● AIM
Wherever a line holds the string "JSON", copy that line.

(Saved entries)
----
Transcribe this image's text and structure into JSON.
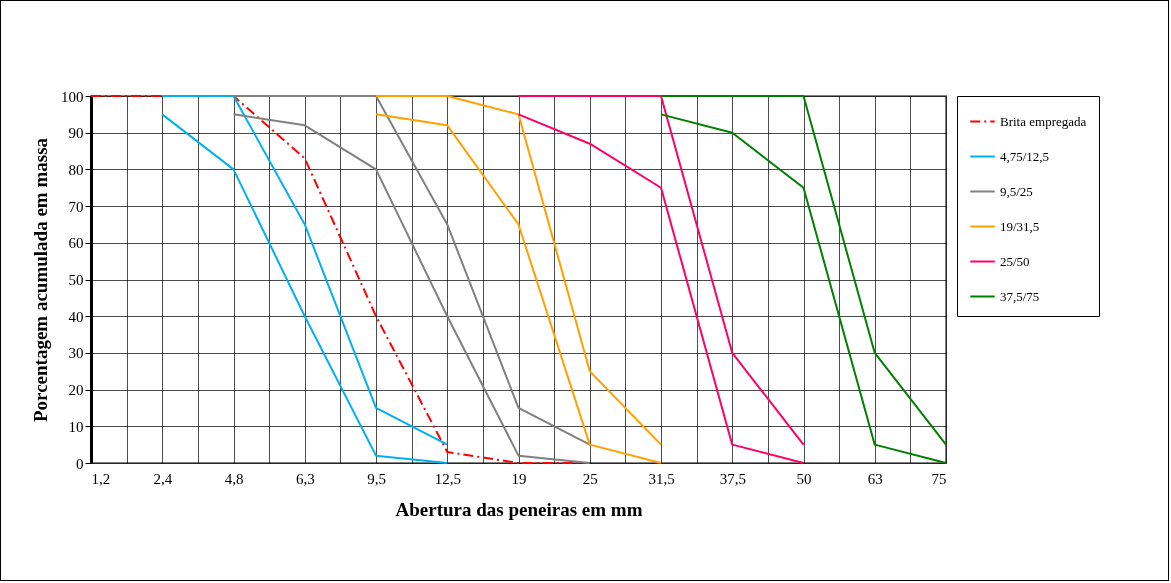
{
  "chart_data": {
    "type": "line",
    "xlabel": "Abertura das peneiras em mm",
    "ylabel": "Porcentagem acumulada em massa",
    "categories": [
      "1,2",
      "2,4",
      "4,8",
      "6,3",
      "9,5",
      "12,5",
      "19",
      "25",
      "31,5",
      "37,5",
      "50",
      "63",
      "75"
    ],
    "ylim": [
      0,
      100
    ],
    "yticks": [
      0,
      10,
      20,
      30,
      40,
      50,
      60,
      70,
      80,
      90,
      100
    ],
    "grid": true,
    "legend": "right",
    "marker": "none",
    "series": [
      {
        "name": "Brita empregada",
        "color": "#ff0000",
        "line_style": "dashed",
        "values": [
          100,
          100,
          100,
          83,
          40,
          3,
          0,
          0,
          null,
          null,
          null,
          null,
          null
        ]
      },
      {
        "name": "4,75/12,5",
        "color": "#00b0f0",
        "values": [
          null,
          100,
          100,
          65,
          15,
          5,
          null,
          null,
          null,
          null,
          null,
          null,
          null
        ]
      },
      {
        "color": "#00b0f0",
        "values": [
          null,
          95,
          80,
          40,
          2,
          0,
          null,
          null,
          null,
          null,
          null,
          null,
          null
        ]
      },
      {
        "name": "9,5/25",
        "color": "#808080",
        "values": [
          null,
          null,
          100,
          100,
          100,
          65,
          15,
          5,
          null,
          null,
          null,
          null,
          null
        ]
      },
      {
        "color": "#808080",
        "values": [
          null,
          null,
          95,
          92,
          80,
          40,
          2,
          0,
          null,
          null,
          null,
          null,
          null
        ]
      },
      {
        "name": "19/31,5",
        "color": "#ffa000",
        "values": [
          null,
          null,
          null,
          null,
          100,
          100,
          95,
          25,
          5,
          null,
          null,
          null,
          null
        ]
      },
      {
        "color": "#ffa000",
        "values": [
          null,
          null,
          null,
          null,
          95,
          92,
          65,
          5,
          0,
          null,
          null,
          null,
          null
        ]
      },
      {
        "name": "25/50",
        "color": "#ff0066",
        "values": [
          null,
          null,
          null,
          null,
          null,
          null,
          100,
          100,
          100,
          30,
          5,
          null,
          null
        ]
      },
      {
        "color": "#ff0066",
        "values": [
          null,
          null,
          null,
          null,
          null,
          null,
          95,
          87,
          75,
          5,
          0,
          null,
          null
        ]
      },
      {
        "name": "37,5/75",
        "color": "#008000",
        "values": [
          null,
          null,
          null,
          null,
          null,
          null,
          null,
          null,
          100,
          100,
          100,
          30,
          5
        ]
      },
      {
        "color": "#008000",
        "values": [
          null,
          null,
          null,
          null,
          null,
          null,
          null,
          null,
          95,
          90,
          75,
          5,
          0
        ]
      }
    ]
  }
}
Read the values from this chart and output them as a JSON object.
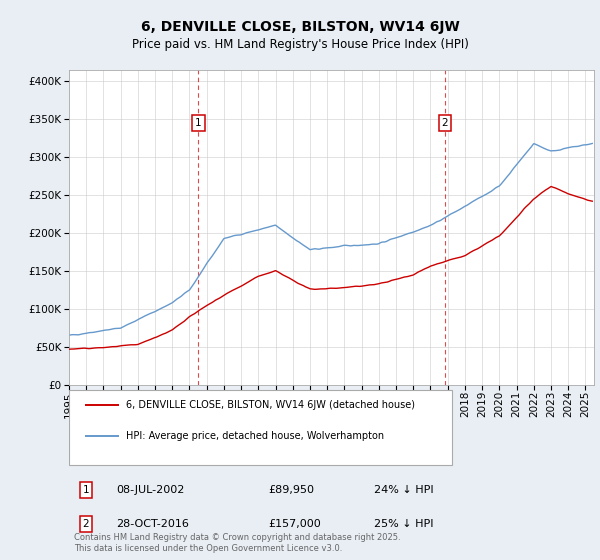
----
● IN RESPONSE
Transcribe this image's text and structure into JSON.
Read the values from this chart and output them as a JSON object.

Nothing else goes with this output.